(Objective): Write out each line exactly as it stands, please.
━━━━━━
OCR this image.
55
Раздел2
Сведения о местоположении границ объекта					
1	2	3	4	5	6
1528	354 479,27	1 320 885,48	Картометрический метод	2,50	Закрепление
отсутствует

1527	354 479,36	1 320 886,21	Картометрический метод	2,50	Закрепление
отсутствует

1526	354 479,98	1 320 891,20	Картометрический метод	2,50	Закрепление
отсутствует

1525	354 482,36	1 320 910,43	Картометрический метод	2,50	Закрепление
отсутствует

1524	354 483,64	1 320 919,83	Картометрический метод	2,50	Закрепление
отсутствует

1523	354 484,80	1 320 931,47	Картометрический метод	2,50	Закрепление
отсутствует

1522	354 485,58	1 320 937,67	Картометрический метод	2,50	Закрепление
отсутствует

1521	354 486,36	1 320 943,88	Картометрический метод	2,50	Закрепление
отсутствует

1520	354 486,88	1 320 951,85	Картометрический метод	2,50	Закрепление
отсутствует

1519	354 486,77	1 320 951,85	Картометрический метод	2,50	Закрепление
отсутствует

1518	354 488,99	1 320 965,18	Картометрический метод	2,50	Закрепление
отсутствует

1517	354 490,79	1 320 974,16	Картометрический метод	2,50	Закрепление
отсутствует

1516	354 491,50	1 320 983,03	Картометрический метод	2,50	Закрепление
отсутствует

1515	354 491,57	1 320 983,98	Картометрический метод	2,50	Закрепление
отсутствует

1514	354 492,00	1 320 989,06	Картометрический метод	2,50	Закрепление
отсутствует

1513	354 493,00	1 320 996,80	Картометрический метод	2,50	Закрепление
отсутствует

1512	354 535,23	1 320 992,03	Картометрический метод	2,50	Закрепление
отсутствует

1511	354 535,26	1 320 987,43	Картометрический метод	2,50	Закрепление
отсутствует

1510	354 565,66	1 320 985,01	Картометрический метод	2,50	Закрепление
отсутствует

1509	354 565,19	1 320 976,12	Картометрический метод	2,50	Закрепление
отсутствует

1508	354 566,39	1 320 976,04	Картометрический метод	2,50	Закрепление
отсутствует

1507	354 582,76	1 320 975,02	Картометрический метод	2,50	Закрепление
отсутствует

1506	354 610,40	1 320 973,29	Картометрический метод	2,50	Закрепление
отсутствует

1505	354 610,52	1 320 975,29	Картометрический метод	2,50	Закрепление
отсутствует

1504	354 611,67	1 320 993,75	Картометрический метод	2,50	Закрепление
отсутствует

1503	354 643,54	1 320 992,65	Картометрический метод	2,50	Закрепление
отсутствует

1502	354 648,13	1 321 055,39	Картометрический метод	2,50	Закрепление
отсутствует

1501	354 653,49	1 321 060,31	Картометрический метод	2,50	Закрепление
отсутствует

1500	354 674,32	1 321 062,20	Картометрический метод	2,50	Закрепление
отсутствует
━━━━━━
(Correct response):
OCR this image.
55
Раздел2
Сведения о местоположении границ объекта					
1	2	3	4	5	6
1528	354 479,27	1 320 885,48	Картометрический метод	2,50	Закрепление
отсутствует

1527	354 479,36	1 320 886,21	Картометрический метод	2,50	Закрепление
отсутствует

1526	354 479,98	1 320 891,20	Картометрический метод	2,50	Закрепление
отсутствует

1525	354 482,36	1 320 910,43	Картометрический метод	2,50	Закрепление
отсутствует

1524	354 483,64	1 320 919,83	Картометрический метод	2,50	Закрепление
отсутствует

1523	354 484,80	1 320 931,47	Картометрический метод	2,50	Закрепление
отсутствует

1522	354 485,58	1 320 937,67	Картометрический метод	2,50	Закрепление
отсутствует

1521	354 486,36	1 320 943,88	Картометрический метод	2,50	Закрепление
отсутствует

1520	354 486,88	1 320 951,85	Картометрический метод	2,50	Закрепление
отсутствует

1519	354 486,77	1 320 951,85	Картометрический метод	2,50	Закрепление
отсутствует

1518	354 488,99	1 320 965,18	Картометрический метод	2,50	Закрепление
отсутствует

1517	354 490,79	1 320 974,16	Картометрический метод	2,50	Закрепление
отсутствует

1516	354 491,50	1 320 983,03	Картометрический метод	2,50	Закрепление
отсутствует

1515	354 491,57	1 320 983,98	Картометрический метод	2,50	Закрепление
отсутствует

1514	354 492,00	1 320 989,06	Картометрический метод	2,50	Закрепление
отсутствует

1513	354 493,00	1 320 996,80	Картометрический метод	2,50	Закрепление
отсутствует

1512	354 535,23	1 320 992,03	Картометрический метод	2,50	Закрепление
отсутствует

1511	354 535,26	1 320 987,43	Картометрический метод	2,50	Закрепление
отсутствует

1510	354 565,66	1 320 985,01	Картометрический метод	2,50	Закрепление
отсутствует

1509	354 565,19	1 320 976,12	Картометрический метод	2,50	Закрепление
отсутствует

1508	354 566,39	1 320 976,04	Картометрический метод	2,50	Закрепление
отсутствует

1507	354 582,76	1 320 975,02	Картометрический метод	2,50	Закрепление
отсутствует

1506	354 610,40	1 320 973,29	Картометрический метод	2,50	Закрепление
отсутствует

1505	354 610,52	1 320 975,29	Картометрический метод	2,50	Закрепление
отсутствует

1504	354 611,67	1 320 993,75	Картометрический метод	2,50	Закрепление
отсутствует

1503	354 643,54	1 320 992,65	Картометрический метод	2,50	Закрепление
отсутствует

1502	354 648,13	1 321 055,39	Картометрический метод	2,50	Закрепление
отсутствует

1501	354 653,49	1 321 060,31	Картометрический метод	2,50	Закрепление
отсутствует

1500	354 674,32	1 321 062,20	Картометрический метод	2,50	Закрепление
отсутствует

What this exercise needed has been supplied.